Given exercise 1:
Answer these questions from the mootness passage below.
(a) Which circuit court decided K.P. v. LeBlanc?
(b) According to In re Zarnel, when is a case moot?
(c) On what date did DOCCS issue its memorandum?

In support, Plaintiff cites K.P. v. LeBlanc, 729 F.3d 427, 439 (5th Cir. 2013), where the Fifth Circuit applied the voluntary cessation exception to an Eleventh Amendment argument, noting that otherwise it "would work an end-run around the voluntary-cessation exception to mootness where a state actor is involved." Assuming the exception applies where a state defendant claims Eleventh Amendment immunity, Defendants have - as discussed below - satisfied their burden of showing the exception should not apply. And in any event, I would not grant Plaintiff's requested relief because, as explained below, Plaintiff has not stated a claim under the First Amendment.

"Mootness is a doctrinal restriction stemming from the Article III requirement that federal courts decide only live cases or controversies; a case is moot if the parties lack a legally cognizable interest in the outcome of the case." In re Zarnel, 619 F.3d 156, 162 (2d Cir. 2010) (internal quotation marks omitted); see Powell v. McCormack, 395 U.S. 486, 496 (1969). The voluntary cessation of challenged conduct will only moot a lawsuit if "(1) there is no reasonable expectation that the alleged violation will recur and (2) interim relief or events have completely and irrevocably eradicated the effects of the alleged violation." Seidemann v. Bowen, 499 F.3d 119, 128 (2d Cir. 2007) (internal quotation marks omitted); see Friends of the Earth, Inc. v. Laidlaw Envtl. Servs. (TOC), Inc., 528 U.S. 167, 189 (2000). A party "claiming that its voluntary compliance moots a case bears the formidable burden of showing that it is absolutely clear the allegedly wrongful behavior could not reasonably be expected to recur." Seidemann, 499 F.3d at 128 (internal quotation marks omitted).

Whether considered under the lens of mootness or the Eleventh Amendment, I find that Defendants have satisfied their burden of demonstrating that the alleged violation is no longer ongoing and will not recur. First, since issuing its memorandum on February 27, 2013, DOCCS has allowed copies of Inmate News into its facilities, and any argument from Plaintiff to the contrary is speculative at best. (See pages 16-17 below.) Second, although I recognize that DOCCS has a history of "flip-flopping" on this issue, (see P's Opp. 11), I find that DOCCS' most recent policy changes evince a commitment to allowing Inmate News into its facilities. Specifically, inmate calls to cell phones and call-forwarding services are no longer prohibited, and DOCCS has lifted the requirement that Inmate News be accompanied by a warning. Given that the policies that apparently animated DOCCS' past treatment of Plaintiff's flyer are no longer in place, there is no reason to believe that DOCCS officials would return to their past policies and refuse to deliver these flyers. In short, DOCCS seems to have reached the end of the road as far as these issues are concerned. DOCCS has made a public commitment to its changes, and Plaintiff has not offered any evidence from which the Court might conclude otherwise. See Granite State Outdoor Adver., Inc. v. Town of Orange, 303 F.3d 450, 451-52 (2d Cir. 2002) ("[T]here is no reason to think that, having completely revised its regulations through proper procedures, the Town has any intention of returning to the prior regulatory regime."). In the absence of evidence that DOCCS might reinstate its old policies, the Court must show deference to DOCCS' representation that the offending "conduct has been discontinued." Harrison & Burrowes Bridge Constructors, Inc. v. Cuomo, 981 F.2d 50, 59 (2d Cir. 1992); see Rivers v. Doar, 638 F. Supp. 2d 333, 337-38 (E.D.N.Y. 2009) (dismissing case as moot where there is "nothing in the record affirmatively suggesting that defendants intend to reinstitute the challenged policy" and "record is replete with evidence that the policy has been officially abandoned").

Given exercise 2: Repeat the lines of the records word for word, starting at the line that contains "- close-button[interactable]: CLOSE: [947, 9, 1035, 44]" and ending at the last line of the records, with both of those lines included.

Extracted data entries
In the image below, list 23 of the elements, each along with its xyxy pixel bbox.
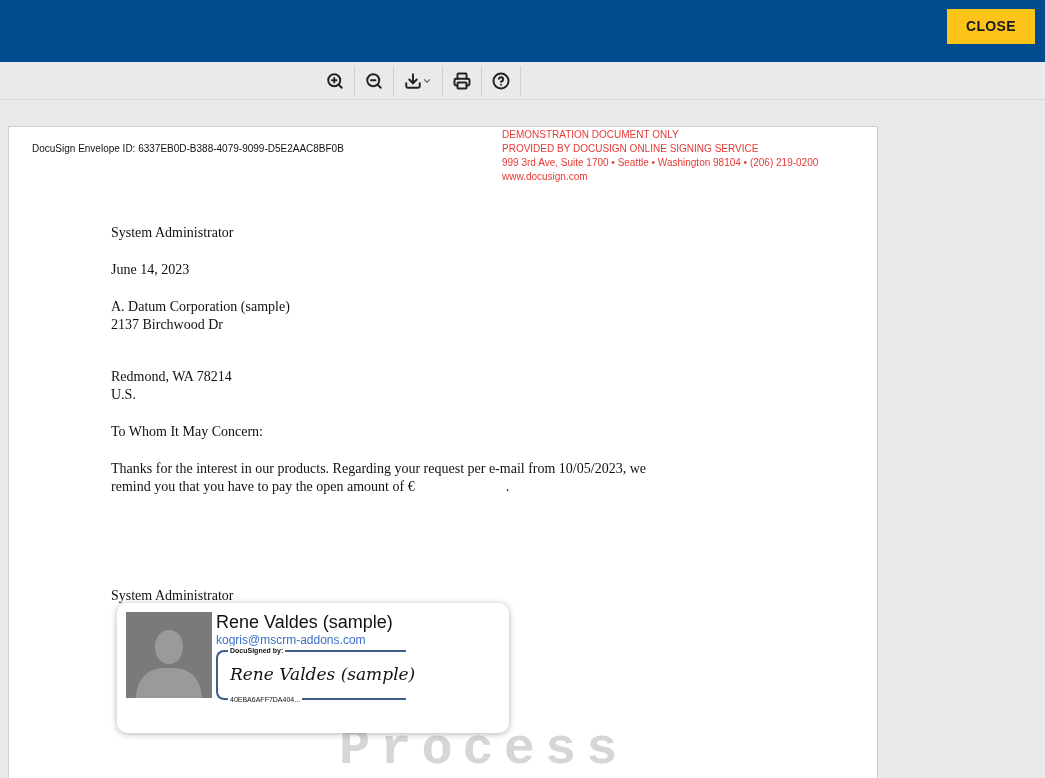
- close-button[interactable]: CLOSE: [947, 9, 1035, 44]
- handwritten-signature: Rene Valdes (sample): [230, 663, 416, 685]
- demo-notice-line: DEMONSTRATION DOCUMENT ONLY: [502, 128, 680, 142]
- demo-notice-line: PROVIDED BY DOCUSIGN ONLINE SIGNING SERVICE: [502, 142, 760, 156]
- zoom-out-icon: [365, 71, 383, 90]
- download-icon: [404, 71, 422, 90]
- address-line: U.S.: [111, 386, 137, 404]
- signer-name: Rene Valdes (sample): [216, 612, 394, 632]
- body-paragraph: Thanks for the interest in our products. Regarding your request per e-mail from 10/05/2023, we remind you that you have to pay the open amount of € .: [111, 460, 647, 496]
- envelope-id: DocuSign Envelope ID: 6337EB0D-B388-4079-9099-D5E2AAC8BF0B: [32, 142, 344, 156]
- salutation: To Whom It May Concern:: [111, 423, 264, 441]
- address-line: 2137 Birchwood Dr: [111, 316, 224, 334]
- help-icon: [492, 71, 510, 90]
- demo-notice-line: www.docusign.com: [502, 170, 589, 184]
- letter-date: June 14, 2023: [111, 261, 191, 279]
- demo-notice-line: 999 3rd Ave, Suite 1700 • Seattle • Washington 98104 • (206) 219-0200: [502, 156, 820, 170]
- closing-name: System Administrator: [111, 587, 235, 605]
- signer-email: kogris@mscrm-addons.com: [216, 632, 367, 648]
- zoom-in-icon: [326, 71, 344, 90]
- sender-name: System Administrator: [111, 224, 235, 242]
- print-icon: [453, 71, 471, 90]
- address-line: A. Datum Corporation (sample): [111, 298, 291, 316]
- address-line: Redmond, WA 78214: [111, 368, 233, 386]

Complete response 1:
(a) The Fifth Circuit.
(b) A case is moot if the parties lack a legally cognizable interest in the outcome of the case.
(c) February 27, 2013.

Complete response 2:
- close-button[interactable]: CLOSE: [947, 9, 1035, 44]
- handwritten-signature: Rene Valdes (sample): [230, 663, 416, 685]
- demo-notice-line: DEMONSTRATION DOCUMENT ONLY: [502, 128, 680, 142]
- demo-notice-line: PROVIDED BY DOCUSIGN ONLINE SIGNING SERVICE: [502, 142, 760, 156]
- zoom-out-icon: [365, 71, 383, 90]
- download-icon: [404, 71, 422, 90]
- address-line: U.S.: [111, 386, 137, 404]
- signer-name: Rene Valdes (sample): [216, 612, 394, 632]
- body-paragraph: Thanks for the interest in our products. Regarding your request per e-mail from 10/05/2023, we remind you that you have to pay the open amount of € .: [111, 460, 647, 496]
- envelope-id: DocuSign Envelope ID: 6337EB0D-B388-4079-9099-D5E2AAC8BF0B: [32, 142, 344, 156]
- salutation: To Whom It May Concern:: [111, 423, 264, 441]
- address-line: 2137 Birchwood Dr: [111, 316, 224, 334]
- help-icon: [492, 71, 510, 90]
- demo-notice-line: www.docusign.com: [502, 170, 589, 184]
- letter-date: June 14, 2023: [111, 261, 191, 279]
- demo-notice-line: 999 3rd Ave, Suite 1700 • Seattle • Washington 98104 • (206) 219-0200: [502, 156, 820, 170]
- closing-name: System Administrator: [111, 587, 235, 605]
- signer-email: kogris@mscrm-addons.com: [216, 632, 367, 648]
- zoom-in-icon: [326, 71, 344, 90]
- sender-name: System Administrator: [111, 224, 235, 242]
- print-icon: [453, 71, 471, 90]
- address-line: A. Datum Corporation (sample): [111, 298, 291, 316]
- address-line: Redmond, WA 78214: [111, 368, 233, 386]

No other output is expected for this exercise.